== Provided data ==
--- BEGIN ---
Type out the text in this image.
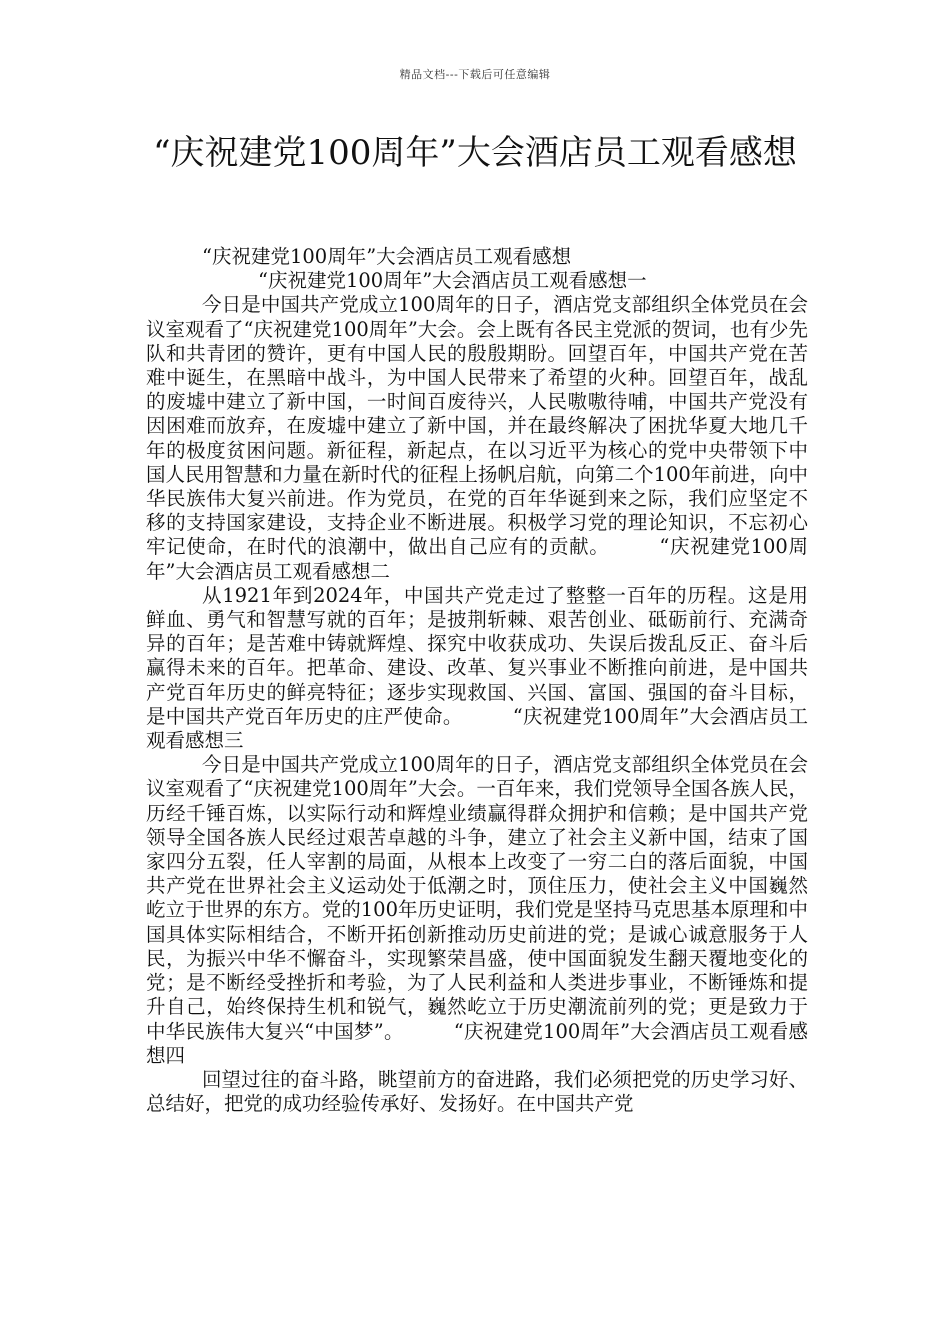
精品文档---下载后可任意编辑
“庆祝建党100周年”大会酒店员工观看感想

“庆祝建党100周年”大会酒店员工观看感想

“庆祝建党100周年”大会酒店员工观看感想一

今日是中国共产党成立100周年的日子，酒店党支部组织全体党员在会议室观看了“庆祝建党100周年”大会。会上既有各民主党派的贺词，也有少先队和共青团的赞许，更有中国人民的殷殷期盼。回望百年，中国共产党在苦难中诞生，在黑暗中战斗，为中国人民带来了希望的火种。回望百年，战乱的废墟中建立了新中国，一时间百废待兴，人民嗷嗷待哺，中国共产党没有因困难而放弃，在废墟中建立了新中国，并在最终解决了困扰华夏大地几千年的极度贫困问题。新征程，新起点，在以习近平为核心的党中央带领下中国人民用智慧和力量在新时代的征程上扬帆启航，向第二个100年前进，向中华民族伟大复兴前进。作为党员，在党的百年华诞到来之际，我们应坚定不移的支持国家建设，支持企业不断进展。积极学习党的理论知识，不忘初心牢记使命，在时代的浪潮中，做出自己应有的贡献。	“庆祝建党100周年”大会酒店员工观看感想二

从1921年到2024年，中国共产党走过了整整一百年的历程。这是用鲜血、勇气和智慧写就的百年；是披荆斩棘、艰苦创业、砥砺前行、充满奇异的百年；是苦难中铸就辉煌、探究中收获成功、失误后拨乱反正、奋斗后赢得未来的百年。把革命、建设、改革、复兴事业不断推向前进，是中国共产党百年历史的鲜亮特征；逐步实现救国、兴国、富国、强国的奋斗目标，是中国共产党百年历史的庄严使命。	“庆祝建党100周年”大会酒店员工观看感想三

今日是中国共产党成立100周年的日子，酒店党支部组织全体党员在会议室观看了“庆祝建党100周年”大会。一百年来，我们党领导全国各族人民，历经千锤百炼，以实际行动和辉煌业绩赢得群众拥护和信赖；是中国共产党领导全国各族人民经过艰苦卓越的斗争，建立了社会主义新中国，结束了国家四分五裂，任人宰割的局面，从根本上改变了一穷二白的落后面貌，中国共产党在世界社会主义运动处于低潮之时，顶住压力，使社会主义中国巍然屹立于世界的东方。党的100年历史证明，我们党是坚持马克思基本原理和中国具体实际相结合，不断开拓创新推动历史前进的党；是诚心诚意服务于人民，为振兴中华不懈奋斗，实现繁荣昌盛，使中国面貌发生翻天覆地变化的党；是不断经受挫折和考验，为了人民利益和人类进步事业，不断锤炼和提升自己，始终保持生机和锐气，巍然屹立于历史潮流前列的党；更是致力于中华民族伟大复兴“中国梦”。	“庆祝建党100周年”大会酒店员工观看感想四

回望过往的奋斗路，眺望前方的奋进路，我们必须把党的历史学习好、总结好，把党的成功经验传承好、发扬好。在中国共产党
--- END ---
== Task prompt ==
Without the pictures, extract every entry verbatim.

== Final result ==
Type out the text in this image.
精品文档---下载后可任意编辑
“庆祝建党100周年”大会酒店员工观看感想

“庆祝建党100周年”大会酒店员工观看感想

“庆祝建党100周年”大会酒店员工观看感想一

今日是中国共产党成立100周年的日子，酒店党支部组织全体党员在会议室观看了“庆祝建党100周年”大会。会上既有各民主党派的贺词，也有少先队和共青团的赞许，更有中国人民的殷殷期盼。回望百年，中国共产党在苦难中诞生，在黑暗中战斗，为中国人民带来了希望的火种。回望百年，战乱的废墟中建立了新中国，一时间百废待兴，人民嗷嗷待哺，中国共产党没有因困难而放弃，在废墟中建立了新中国，并在最终解决了困扰华夏大地几千年的极度贫困问题。新征程，新起点，在以习近平为核心的党中央带领下中国人民用智慧和力量在新时代的征程上扬帆启航，向第二个100年前进，向中华民族伟大复兴前进。作为党员，在党的百年华诞到来之际，我们应坚定不移的支持国家建设，支持企业不断进展。积极学习党的理论知识，不忘初心牢记使命，在时代的浪潮中，做出自己应有的贡献。	“庆祝建党100周年”大会酒店员工观看感想二

从1921年到2024年，中国共产党走过了整整一百年的历程。这是用鲜血、勇气和智慧写就的百年；是披荆斩棘、艰苦创业、砥砺前行、充满奇异的百年；是苦难中铸就辉煌、探究中收获成功、失误后拨乱反正、奋斗后赢得未来的百年。把革命、建设、改革、复兴事业不断推向前进，是中国共产党百年历史的鲜亮特征；逐步实现救国、兴国、富国、强国的奋斗目标，是中国共产党百年历史的庄严使命。	“庆祝建党100周年”大会酒店员工观看感想三

今日是中国共产党成立100周年的日子，酒店党支部组织全体党员在会议室观看了“庆祝建党100周年”大会。一百年来，我们党领导全国各族人民，历经千锤百炼，以实际行动和辉煌业绩赢得群众拥护和信赖；是中国共产党领导全国各族人民经过艰苦卓越的斗争，建立了社会主义新中国，结束了国家四分五裂，任人宰割的局面，从根本上改变了一穷二白的落后面貌，中国共产党在世界社会主义运动处于低潮之时，顶住压力，使社会主义中国巍然屹立于世界的东方。党的100年历史证明，我们党是坚持马克思基本原理和中国具体实际相结合，不断开拓创新推动历史前进的党；是诚心诚意服务于人民，为振兴中华不懈奋斗，实现繁荣昌盛，使中国面貌发生翻天覆地变化的党；是不断经受挫折和考验，为了人民利益和人类进步事业，不断锤炼和提升自己，始终保持生机和锐气，巍然屹立于历史潮流前列的党；更是致力于中华民族伟大复兴“中国梦”。	“庆祝建党100周年”大会酒店员工观看感想四

回望过往的奋斗路，眺望前方的奋进路，我们必须把党的历史学习好、总结好，把党的成功经验传承好、发扬好。在中国共产党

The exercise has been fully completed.